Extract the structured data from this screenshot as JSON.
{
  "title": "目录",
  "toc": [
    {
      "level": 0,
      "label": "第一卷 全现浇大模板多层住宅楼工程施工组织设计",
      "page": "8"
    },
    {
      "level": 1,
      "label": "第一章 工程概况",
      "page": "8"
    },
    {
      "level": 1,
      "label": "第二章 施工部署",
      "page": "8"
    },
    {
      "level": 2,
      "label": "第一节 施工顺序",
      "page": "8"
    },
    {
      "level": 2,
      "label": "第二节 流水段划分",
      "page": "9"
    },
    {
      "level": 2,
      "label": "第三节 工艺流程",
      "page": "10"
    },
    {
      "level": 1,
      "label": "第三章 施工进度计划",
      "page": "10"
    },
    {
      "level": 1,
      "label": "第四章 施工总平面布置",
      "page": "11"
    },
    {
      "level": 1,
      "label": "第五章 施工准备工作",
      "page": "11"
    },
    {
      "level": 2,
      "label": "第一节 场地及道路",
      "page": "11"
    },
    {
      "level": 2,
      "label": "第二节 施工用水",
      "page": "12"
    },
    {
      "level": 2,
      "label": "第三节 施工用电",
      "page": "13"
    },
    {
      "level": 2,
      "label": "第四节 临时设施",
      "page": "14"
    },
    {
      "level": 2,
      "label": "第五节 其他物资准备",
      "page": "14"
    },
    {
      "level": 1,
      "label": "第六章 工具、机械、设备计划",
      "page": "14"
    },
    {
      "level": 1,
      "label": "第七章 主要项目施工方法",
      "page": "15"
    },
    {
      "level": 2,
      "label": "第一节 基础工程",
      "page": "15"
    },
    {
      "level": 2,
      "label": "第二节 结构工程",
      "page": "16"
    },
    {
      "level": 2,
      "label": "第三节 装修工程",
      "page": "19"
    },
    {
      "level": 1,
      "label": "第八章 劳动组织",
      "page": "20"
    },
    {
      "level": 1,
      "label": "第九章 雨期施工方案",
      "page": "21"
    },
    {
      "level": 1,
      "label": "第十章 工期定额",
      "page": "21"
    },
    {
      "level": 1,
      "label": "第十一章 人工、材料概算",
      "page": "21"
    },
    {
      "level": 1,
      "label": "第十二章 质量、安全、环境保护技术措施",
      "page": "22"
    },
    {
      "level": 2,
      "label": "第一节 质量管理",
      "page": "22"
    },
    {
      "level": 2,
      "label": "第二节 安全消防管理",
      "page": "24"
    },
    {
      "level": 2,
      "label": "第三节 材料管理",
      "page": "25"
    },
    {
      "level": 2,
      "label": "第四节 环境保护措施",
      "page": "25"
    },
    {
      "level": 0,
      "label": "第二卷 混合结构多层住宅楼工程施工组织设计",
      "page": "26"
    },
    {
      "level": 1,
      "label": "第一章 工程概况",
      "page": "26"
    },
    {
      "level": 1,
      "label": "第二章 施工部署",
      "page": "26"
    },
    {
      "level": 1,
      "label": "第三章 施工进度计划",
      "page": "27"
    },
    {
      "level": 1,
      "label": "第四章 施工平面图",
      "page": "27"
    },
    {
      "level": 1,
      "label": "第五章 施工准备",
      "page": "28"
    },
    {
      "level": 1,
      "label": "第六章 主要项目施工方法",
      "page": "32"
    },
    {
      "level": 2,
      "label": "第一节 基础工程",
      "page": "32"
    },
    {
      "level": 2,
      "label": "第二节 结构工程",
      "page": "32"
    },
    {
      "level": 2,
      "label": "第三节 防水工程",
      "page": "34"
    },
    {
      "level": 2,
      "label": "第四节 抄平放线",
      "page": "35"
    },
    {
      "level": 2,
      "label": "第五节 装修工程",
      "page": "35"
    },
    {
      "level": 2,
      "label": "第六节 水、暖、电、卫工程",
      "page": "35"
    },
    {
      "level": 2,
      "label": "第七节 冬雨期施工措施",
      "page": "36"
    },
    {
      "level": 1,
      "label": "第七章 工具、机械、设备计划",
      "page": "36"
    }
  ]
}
================================
**Job**: Set all of the entries down again, exactly as they were given.

**The output**:
Extract the structured data from this screenshot as JSON.
{
  "title": "目录",
  "toc": [
    {
      "level": 0,
      "label": "第一卷 全现浇大模板多层住宅楼工程施工组织设计",
      "page": "8"
    },
    {
      "level": 1,
      "label": "第一章 工程概况",
      "page": "8"
    },
    {
      "level": 1,
      "label": "第二章 施工部署",
      "page": "8"
    },
    {
      "level": 2,
      "label": "第一节 施工顺序",
      "page": "8"
    },
    {
      "level": 2,
      "label": "第二节 流水段划分",
      "page": "9"
    },
    {
      "level": 2,
      "label": "第三节 工艺流程",
      "page": "10"
    },
    {
      "level": 1,
      "label": "第三章 施工进度计划",
      "page": "10"
    },
    {
      "level": 1,
      "label": "第四章 施工总平面布置",
      "page": "11"
    },
    {
      "level": 1,
      "label": "第五章 施工准备工作",
      "page": "11"
    },
    {
      "level": 2,
      "label": "第一节 场地及道路",
      "page": "11"
    },
    {
      "level": 2,
      "label": "第二节 施工用水",
      "page": "12"
    },
    {
      "level": 2,
      "label": "第三节 施工用电",
      "page": "13"
    },
    {
      "level": 2,
      "label": "第四节 临时设施",
      "page": "14"
    },
    {
      "level": 2,
      "label": "第五节 其他物资准备",
      "page": "14"
    },
    {
      "level": 1,
      "label": "第六章 工具、机械、设备计划",
      "page": "14"
    },
    {
      "level": 1,
      "label": "第七章 主要项目施工方法",
      "page": "15"
    },
    {
      "level": 2,
      "label": "第一节 基础工程",
      "page": "15"
    },
    {
      "level": 2,
      "label": "第二节 结构工程",
      "page": "16"
    },
    {
      "level": 2,
      "label": "第三节 装修工程",
      "page": "19"
    },
    {
      "level": 1,
      "label": "第八章 劳动组织",
      "page": "20"
    },
    {
      "level": 1,
      "label": "第九章 雨期施工方案",
      "page": "21"
    },
    {
      "level": 1,
      "label": "第十章 工期定额",
      "page": "21"
    },
    {
      "level": 1,
      "label": "第十一章 人工、材料概算",
      "page": "21"
    },
    {
      "level": 1,
      "label": "第十二章 质量、安全、环境保护技术措施",
      "page": "22"
    },
    {
      "level": 2,
      "label": "第一节 质量管理",
      "page": "22"
    },
    {
      "level": 2,
      "label": "第二节 安全消防管理",
      "page": "24"
    },
    {
      "level": 2,
      "label": "第三节 材料管理",
      "page": "25"
    },
    {
      "level": 2,
      "label": "第四节 环境保护措施",
      "page": "25"
    },
    {
      "level": 0,
      "label": "第二卷 混合结构多层住宅楼工程施工组织设计",
      "page": "26"
    },
    {
      "level": 1,
      "label": "第一章 工程概况",
      "page": "26"
    },
    {
      "level": 1,
      "label": "第二章 施工部署",
      "page": "26"
    },
    {
      "level": 1,
      "label": "第三章 施工进度计划",
      "page": "27"
    },
    {
      "level": 1,
      "label": "第四章 施工平面图",
      "page": "27"
    },
    {
      "level": 1,
      "label": "第五章 施工准备",
      "page": "28"
    },
    {
      "level": 1,
      "label": "第六章 主要项目施工方法",
      "page": "32"
    },
    {
      "level": 2,
      "label": "第一节 基础工程",
      "page": "32"
    },
    {
      "level": 2,
      "label": "第二节 结构工程",
      "page": "32"
    },
    {
      "level": 2,
      "label": "第三节 防水工程",
      "page": "34"
    },
    {
      "level": 2,
      "label": "第四节 抄平放线",
      "page": "35"
    },
    {
      "level": 2,
      "label": "第五节 装修工程",
      "page": "35"
    },
    {
      "level": 2,
      "label": "第六节 水、暖、电、卫工程",
      "page": "35"
    },
    {
      "level": 2,
      "label": "第七节 冬雨期施工措施",
      "page": "36"
    },
    {
      "level": 1,
      "label": "第七章 工具、机械、设备计划",
      "page": "36"
    }
  ]
}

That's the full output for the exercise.